**WHAT YOU NEED TO DO**
Retype each record below word for word. Leave the pictures out.

--- START ---

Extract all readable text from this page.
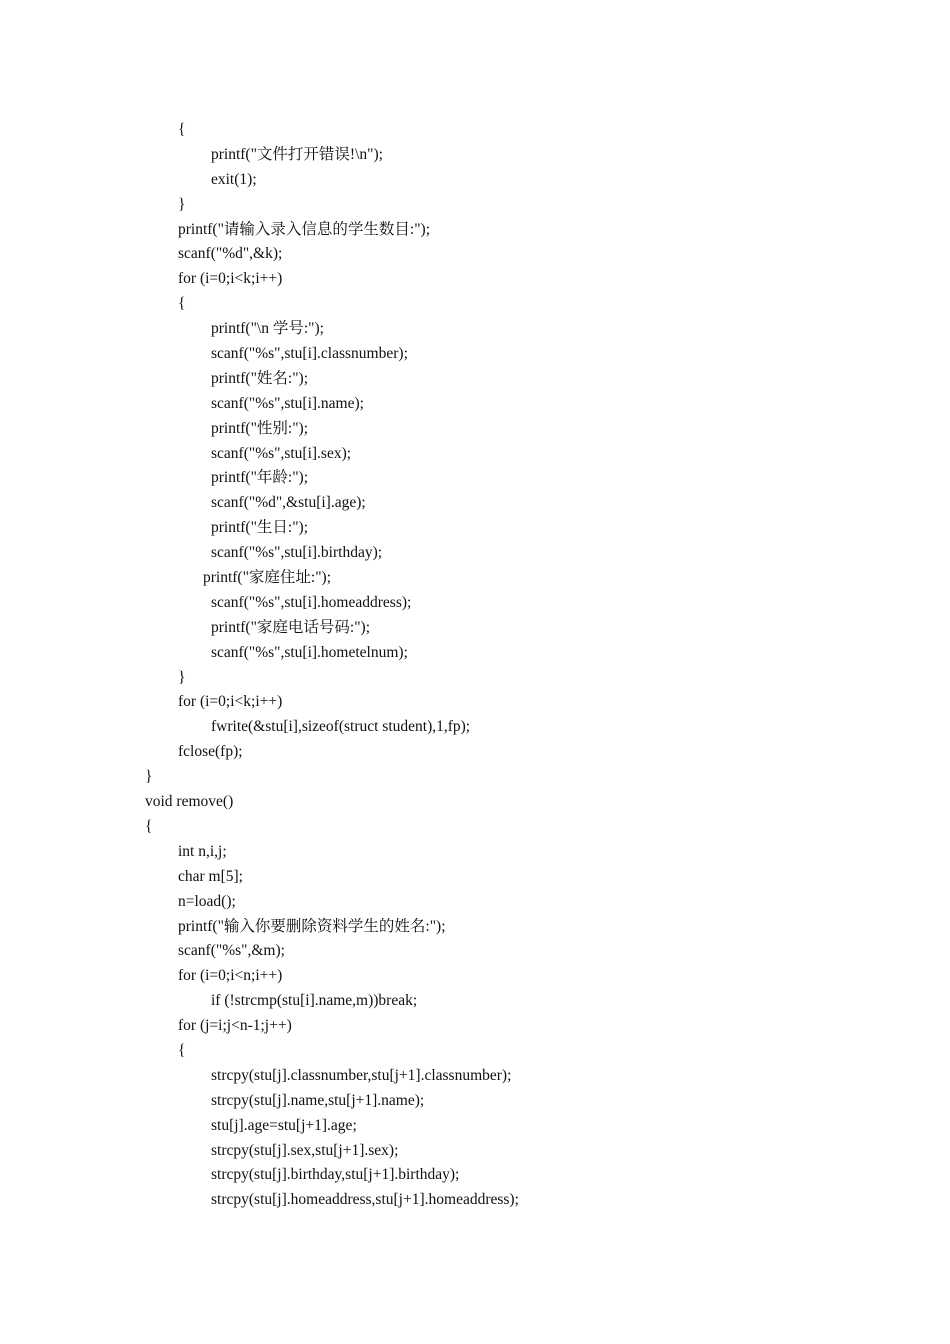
{
printf("文件打开错误!\n");
exit(1);
}
printf("请输入录入信息的学生数目:");
scanf("%d",&k);
for (i=0;i<k;i++)
{
printf("\n 学号:");
scanf("%s",stu[i].classnumber);
printf("姓名:");
scanf("%s",stu[i].name);
printf("性别:");
scanf("%s",stu[i].sex);
printf("年龄:");
scanf("%d",&stu[i].age);
printf("生日:");
scanf("%s",stu[i].birthday);
printf("家庭住址:");
scanf("%s",stu[i].homeaddress);
printf("家庭电话号码:");
scanf("%s",stu[i].hometelnum);
}
for (i=0;i<k;i++)
fwrite(&stu[i],sizeof(struct student),1,fp);
fclose(fp);
}
void remove()
{
int n,i,j;
char m[5];
n=load();
printf("输入你要删除资料学生的姓名:");
scanf("%s",&m);
for (i=0;i<n;i++)
if (!strcmp(stu[i].name,m))break;
for (j=i;j<n-1;j++)
{
strcpy(stu[j].classnumber,stu[j+1].classnumber);
strcpy(stu[j].name,stu[j+1].name);
stu[j].age=stu[j+1].age;
strcpy(stu[j].sex,stu[j+1].sex);
strcpy(stu[j].birthday,stu[j+1].birthday);
strcpy(stu[j].homeaddress,stu[j+1].homeaddress);
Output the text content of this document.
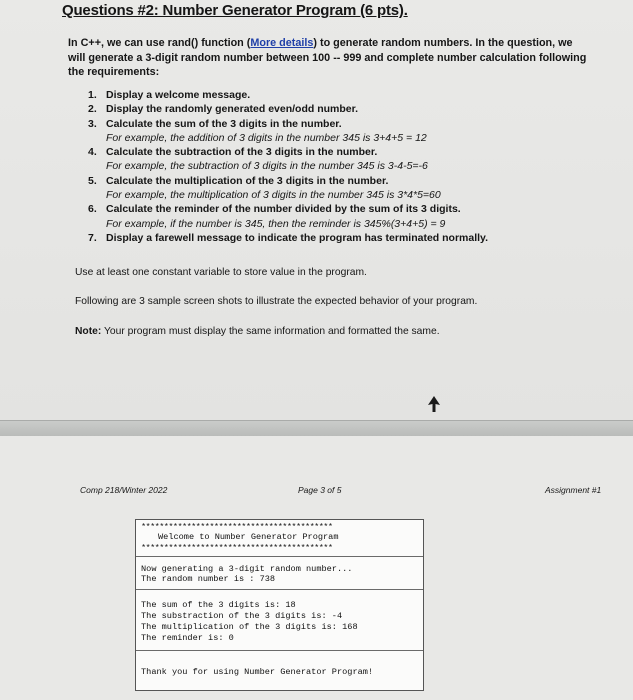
Questions #2: Number Generator Program (6 pts).
In C++, we can use rand() function (More details) to generate random numbers. In the question, we will generate a 3-digit random number between 100 -- 999 and complete number calculation following the requirements:
1. Display a welcome message.
2. Display the randomly generated even/odd number.
3. Calculate the sum of the 3 digits in the number.
For example, the addition of 3 digits in the number 345 is 3+4+5 = 12
4. Calculate the subtraction of the 3 digits in the number.
For example, the subtraction of 3 digits in the number 345 is 3-4-5=-6
5. Calculate the multiplication of the 3 digits in the number.
For example, the multiplication of 3 digits in the number 345 is 3*4*5=60
6. Calculate the reminder of the number divided by the sum of its 3 digits.
For example, if the number is 345, then the reminder is 345%(3+4+5) = 9
7. Display a farewell message to indicate the program has terminated normally.
Use at least one constant variable to store value in the program.
Following are 3 sample screen shots to illustrate the expected behavior of your program.
Note: Your program must display the same information and formatted the same.
Comp 218/Winter 2022	Page 3 of 5	Assignment #1
******************************************
Welcome to Number Generator Program
******************************************
Now generating a 3-digit random number...
The random number is : 738
The sum of the 3 digits is: 18
The substraction of the 3 digits is: -4
The multiplication of the 3 digits is: 168
The reminder is: 0
Thank you for using Number Generator Program!
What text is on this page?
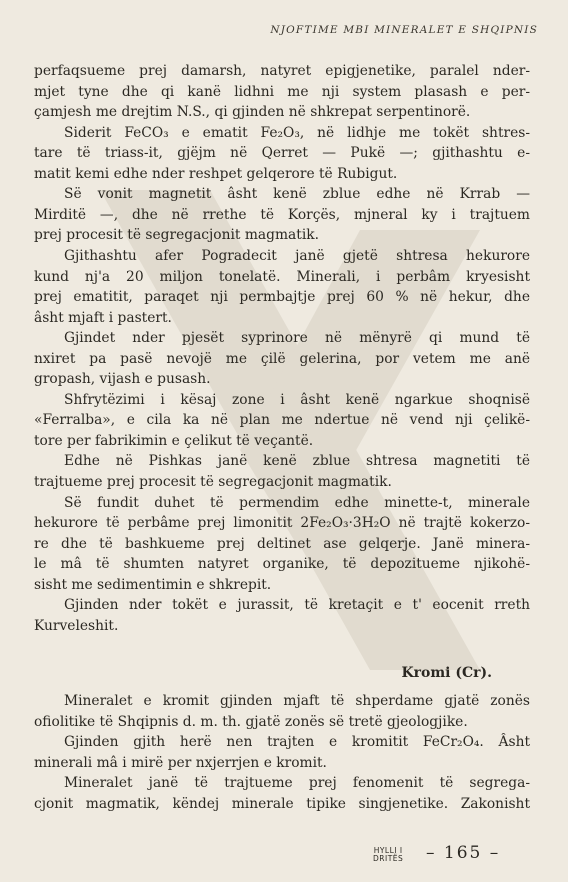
NJOFTIME MBI MINERALET E SHQIPNIS
perfaqsueme prej damarsh, natyret epigjenetike, paralel nder-
mjet tyne dhe qi kanë lidhni me nji system plasash e per-
çamjesh me drejtim N.S., qi gjinden në shkrepat serpentinorë.
Siderit FeCO₃ e ematit Fe₂O₃, në lidhje me tokët shtres-
tare të triass-it, gjëjm në Qerret — Pukë —; gjithashtu e-
matit kemi edhe nder reshpet gelqerore të Rubigut.
Së vonit magnetit âsht kenë zblue edhe në Krrab —
Mirditë —, dhe në rrethe të Korçës, mjneral ky i trajtuem
prej procesit të segregacjonit magmatik.
Gjithashtu afer Pogradecit janë gjetë shtresa hekurore
kund nj'a 20 miljon tonelatë. Minerali, i perbâm kryesisht
prej ematitit, paraqet nji permbajtje prej 60 % në hekur, dhe
âsht mjaft i pastert.
Gjindet nder pjesët syprinore në mënyrë qi mund të
nxiret pa pasë nevojë me çilë gelerina, por vetem me anë
gropash, vijash e pusash.
Shfrytëzimi i kësaj zone i âsht kenë ngarkue shoqnisë
«Ferralba», e cila ka në plan me ndertue në vend nji çelikë-
tore per fabrikimin e çelikut të veçantë.
Edhe në Pishkas janë kenë zblue shtresa magnetiti të
trajtueme prej procesit të segregacjonit magmatik.
Së fundit duhet të permendim edhe minette-t, minerale
hekurore të perbâme prej limonitit 2Fe₂O₃·3H₂O në trajtë kokerzo-
re dhe të bashkueme prej deltinet ase gelqerje. Janë minera-
le mâ të shumten natyret organike, të depozitueme njikohë-
sisht me sedimentimin e shkrepit.
Gjinden nder tokët e jurassit, të kretaçit e t' eocenit rreth
Kurveleshit.
Mineralet e kromit gjinden mjaft të shperdame gjatë zonës
ofiolitike të Shqipnis d. m. th. gjatë zonës së tretë gjeologjike.
Gjinden gjith herë nen trajten e kromitit FeCr₂O₄. Âsht
minerali mâ i mirë per nxjerrjen e kromit.
Mineralet janë të trajtueme prej fenomenit të segrega-
cjonit magmatik, këndej minerale tipike singjenetike. Zakonisht
Kromi (Cr).
HYLLI I
DRITËS – 165 –
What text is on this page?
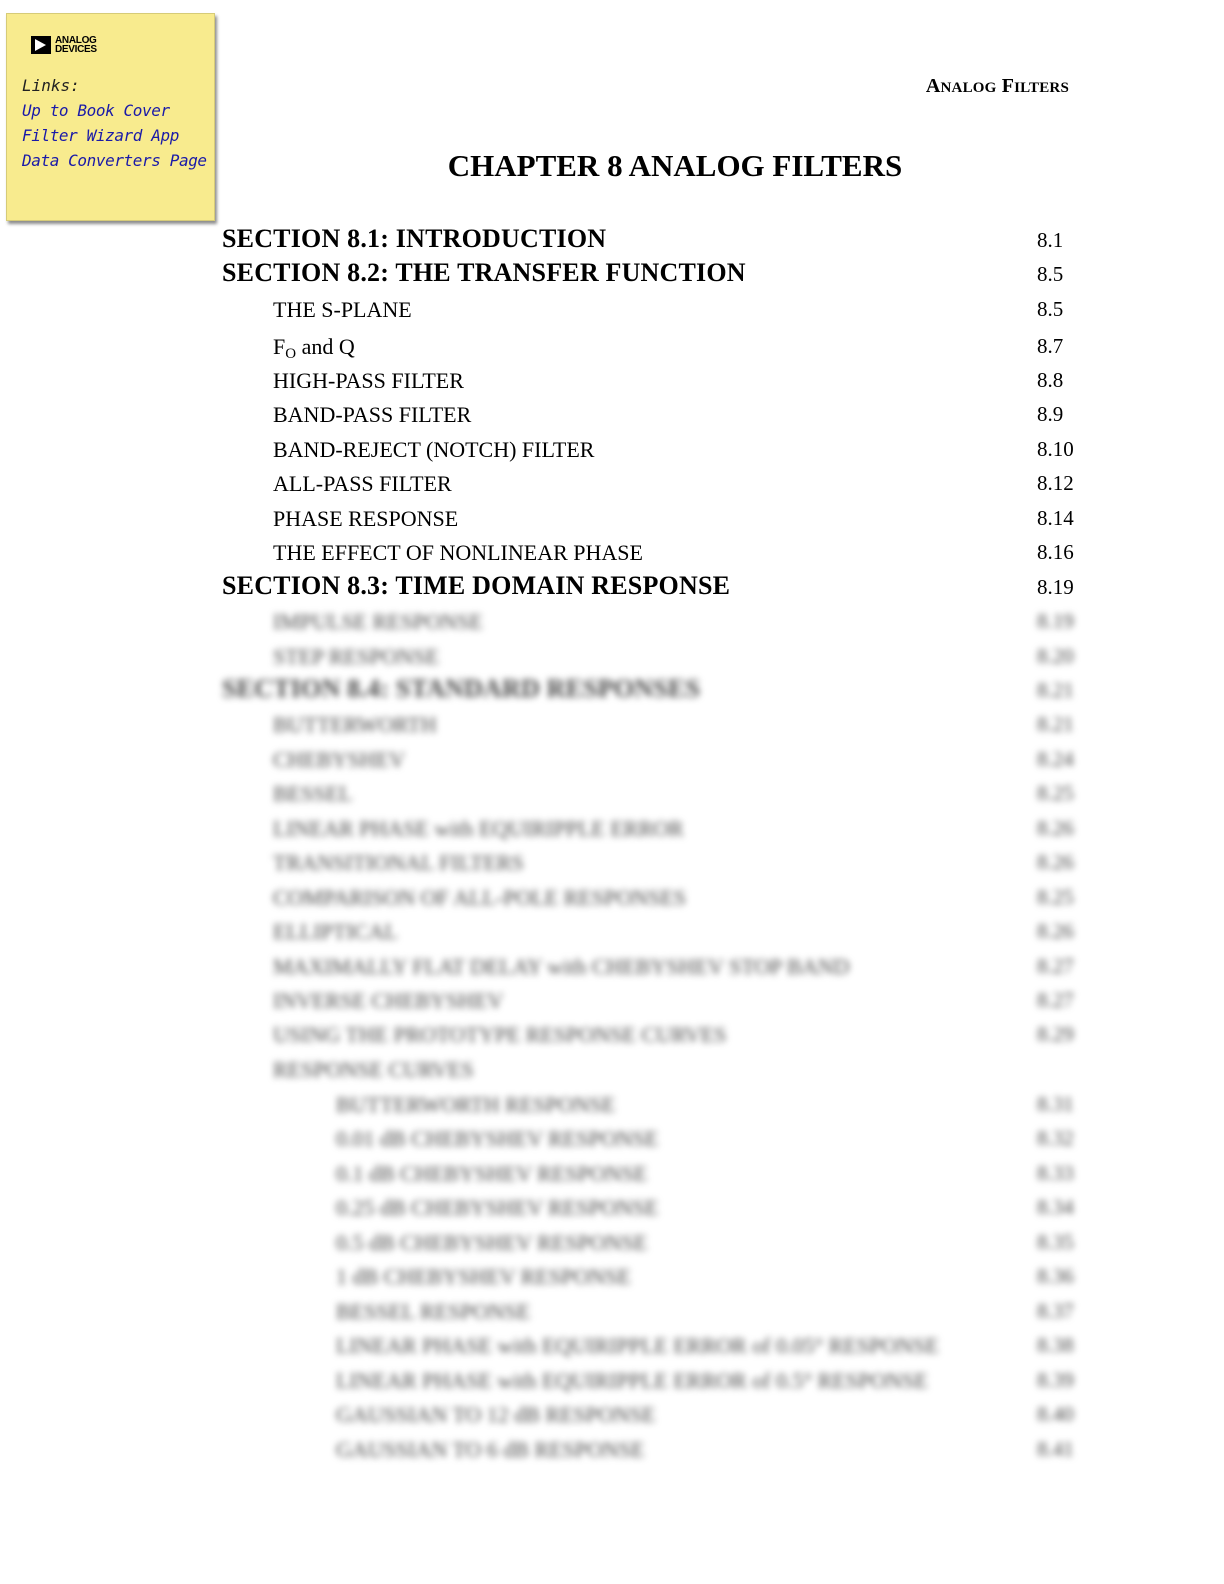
ANALOG
DEVICES
Links:
Up to Book Cover
Filter Wizard App
Data Converters Page
ANALOG FILTERS
CHAPTER 8 ANALOG FILTERS
SECTION 8.1: INTRODUCTION	8.1
SECTION 8.2: THE TRANSFER FUNCTION	8.5
THE S-PLANE	8.5
$F_O$ and Q	8.7
HIGH-PASS FILTER	8.8
BAND-PASS FILTER	8.9
BAND-REJECT (NOTCH) FILTER	8.10
ALL-PASS FILTER	8.12
PHASE RESPONSE	8.14
THE EFFECT OF NONLINEAR PHASE	8.16
SECTION 8.3: TIME DOMAIN RESPONSE	8.19
IMPULSE RESPONSE	8.19
STEP RESPONSE	8.20
SECTION 8.4: STANDARD RESPONSES	8.21
BUTTERWORTH	8.21
CHEBYSHEV	8.24
BESSEL	8.25
LINEAR PHASE with EQUIRIPPLE ERROR	8.26
TRANSITIONAL FILTERS	8.26
COMPARISON OF ALL-POLE RESPONSES	8.25
ELLIPTICAL	8.26
MAXIMALLY FLAT DELAY with CHEBYSHEV STOP BAND	8.27
INVERSE CHEBYSHEV	8.27
USING THE PROTOTYPE RESPONSE CURVES	8.29
RESPONSE CURVES
BUTTERWORTH RESPONSE	8.31
0.01 dB CHEBYSHEV RESPONSE	8.32
0.1 dB CHEBYSHEV RESPONSE	8.33
0.25 dB CHEBYSHEV RESPONSE	8.34
0.5 dB CHEBYSHEV RESPONSE	8.35
1 dB CHEBYSHEV RESPONSE	8.36
BESSEL RESPONSE	8.37
LINEAR PHASE with EQUIRIPPLE ERROR of 0.05° RESPONSE	8.38
LINEAR PHASE with EQUIRIPPLE ERROR of 0.5° RESPONSE	8.39
GAUSSIAN TO 12 dB RESPONSE	8.40
GAUSSIAN TO 6 dB RESPONSE	8.41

--- END ---

**EXERCISE OUTPUT**
Extract all readable text from this page.
{
printf("文件打开错误!\n");
exit(1);
}
printf("请输入录入信息的学生数目:");
scanf("%d",&k);
for (i=0;i<k;i++)
{
printf("\n 学号:");
scanf("%s",stu[i].classnumber);
printf("姓名:");
scanf("%s",stu[i].name);
printf("性别:");
scanf("%s",stu[i].sex);
printf("年龄:");
scanf("%d",&stu[i].age);
printf("生日:");
scanf("%s",stu[i].birthday);
printf("家庭住址:");
scanf("%s",stu[i].homeaddress);
printf("家庭电话号码:");
scanf("%s",stu[i].hometelnum);
}
for (i=0;i<k;i++)
fwrite(&stu[i],sizeof(struct student),1,fp);
fclose(fp);
}
void remove()
{
int n,i,j;
char m[5];
n=load();
printf("输入你要删除资料学生的姓名:");
scanf("%s",&m);
for (i=0;i<n;i++)
if (!strcmp(stu[i].name,m))break;
for (j=i;j<n-1;j++)
{
strcpy(stu[j].classnumber,stu[j+1].classnumber);
strcpy(stu[j].name,stu[j+1].name);
stu[j].age=stu[j+1].age;
strcpy(stu[j].sex,stu[j+1].sex);
strcpy(stu[j].birthday,stu[j+1].birthday);
strcpy(stu[j].homeaddress,stu[j+1].homeaddress);
Output the text content of this document.
Questions #2: Number Generator Program (6 pts).
In C++, we can use rand() function (More details) to generate random numbers. In the question, we will generate a 3-digit random number between 100 -- 999 and complete number calculation following the requirements:
1. Display a welcome message.
2. Display the randomly generated even/odd number.
3. Calculate the sum of the 3 digits in the number.
For example, the addition of 3 digits in the number 345 is 3+4+5 = 12
4. Calculate the subtraction of the 3 digits in the number.
For example, the subtraction of 3 digits in the number 345 is 3-4-5=-6
5. Calculate the multiplication of the 3 digits in the number.
For example, the multiplication of 3 digits in the number 345 is 3*4*5=60
6. Calculate the reminder of the number divided by the sum of its 3 digits.
For example, if the number is 345, then the reminder is 345%(3+4+5) = 9
7. Display a farewell message to indicate the program has terminated normally.
Use at least one constant variable to store value in the program.
Following are 3 sample screen shots to illustrate the expected behavior of your program.
Note: Your program must display the same information and formatted the same.
Comp 218/Winter 2022	Page 3 of 5	Assignment #1
******************************************
Welcome to Number Generator Program
******************************************
Now generating a 3-digit random number...
The random number is : 738
The sum of the 3 digits is: 18
The substraction of the 3 digits is: -4
The multiplication of the 3 digits is: 168
The reminder is: 0
Thank you for using Number Generator Program!
What text is on this page?
NJOFTIME MBI MINERALET E SHQIPNIS
perfaqsueme prej damarsh, natyret epigjenetike, paralel nder-
mjet tyne dhe qi kanë lidhni me nji system plasash e per-
çamjesh me drejtim N.S., qi gjinden në shkrepat serpentinorë.
Siderit FeCO₃ e ematit Fe₂O₃, në lidhje me tokët shtres-
tare të triass-it, gjëjm në Qerret — Pukë —; gjithashtu e-
matit kemi edhe nder reshpet gelqerore të Rubigut.
Së vonit magnetit âsht kenë zblue edhe në Krrab —
Mirditë —, dhe në rrethe të Korçës, mjneral ky i trajtuem
prej procesit të segregacjonit magmatik.
Gjithashtu afer Pogradecit janë gjetë shtresa hekurore
kund nj'a 20 miljon tonelatë. Minerali, i perbâm kryesisht
prej ematitit, paraqet nji permbajtje prej 60 % në hekur, dhe
âsht mjaft i pastert.
Gjindet nder pjesët syprinore në mënyrë qi mund të
nxiret pa pasë nevojë me çilë gelerina, por vetem me anë
gropash, vijash e pusash.
Shfrytëzimi i kësaj zone i âsht kenë ngarkue shoqnisë
«Ferralba», e cila ka në plan me ndertue në vend nji çelikë-
tore per fabrikimin e çelikut të veçantë.
Edhe në Pishkas janë kenë zblue shtresa magnetiti të
trajtueme prej procesit të segregacjonit magmatik.
Së fundit duhet të permendim edhe minette-t, minerale
hekurore të perbâme prej limonitit 2Fe₂O₃·3H₂O në trajtë kokerzo-
re dhe të bashkueme prej deltinet ase gelqerje. Janë minera-
le mâ të shumten natyret organike, të depozitueme njikohë-
sisht me sedimentimin e shkrepit.
Gjinden nder tokët e jurassit, të kretaçit e t' eocenit rreth
Kurveleshit.
Mineralet e kromit gjinden mjaft të shperdame gjatë zonës
ofiolitike të Shqipnis d. m. th. gjatë zonës së tretë gjeologjike.
Gjinden gjith herë nen trajten e kromitit FeCr₂O₄. Âsht
minerali mâ i mirë per nxjerrjen e kromit.
Mineralet janë të trajtueme prej fenomenit të segrega-
cjonit magmatik, këndej minerale tipike singjenetike. Zakonisht
Kromi (Cr).
HYLLI I
DRITËS – 165 –
What text is on this page?
ANALOG
DEVICES
Links:
Up to Book Cover
Filter Wizard App
Data Converters Page
ANALOG FILTERS
CHAPTER 8 ANALOG FILTERS
SECTION 8.1: INTRODUCTION	8.1
SECTION 8.2: THE TRANSFER FUNCTION	8.5
THE S-PLANE	8.5
$F_O$ and Q	8.7
HIGH-PASS FILTER	8.8
BAND-PASS FILTER	8.9
BAND-REJECT (NOTCH) FILTER	8.10
ALL-PASS FILTER	8.12
PHASE RESPONSE	8.14
THE EFFECT OF NONLINEAR PHASE	8.16
SECTION 8.3: TIME DOMAIN RESPONSE	8.19
IMPULSE RESPONSE	8.19
STEP RESPONSE	8.20
SECTION 8.4: STANDARD RESPONSES	8.21
BUTTERWORTH	8.21
CHEBYSHEV	8.24
BESSEL	8.25
LINEAR PHASE with EQUIRIPPLE ERROR	8.26
TRANSITIONAL FILTERS	8.26
COMPARISON OF ALL-POLE RESPONSES	8.25
ELLIPTICAL	8.26
MAXIMALLY FLAT DELAY with CHEBYSHEV STOP BAND	8.27
INVERSE CHEBYSHEV	8.27
USING THE PROTOTYPE RESPONSE CURVES	8.29
RESPONSE CURVES
BUTTERWORTH RESPONSE	8.31
0.01 dB CHEBYSHEV RESPONSE	8.32
0.1 dB CHEBYSHEV RESPONSE	8.33
0.25 dB CHEBYSHEV RESPONSE	8.34
0.5 dB CHEBYSHEV RESPONSE	8.35
1 dB CHEBYSHEV RESPONSE	8.36
BESSEL RESPONSE	8.37
LINEAR PHASE with EQUIRIPPLE ERROR of 0.05° RESPONSE	8.38
LINEAR PHASE with EQUIRIPPLE ERROR of 0.5° RESPONSE	8.39
GAUSSIAN TO 12 dB RESPONSE	8.40
GAUSSIAN TO 6 dB RESPONSE	8.41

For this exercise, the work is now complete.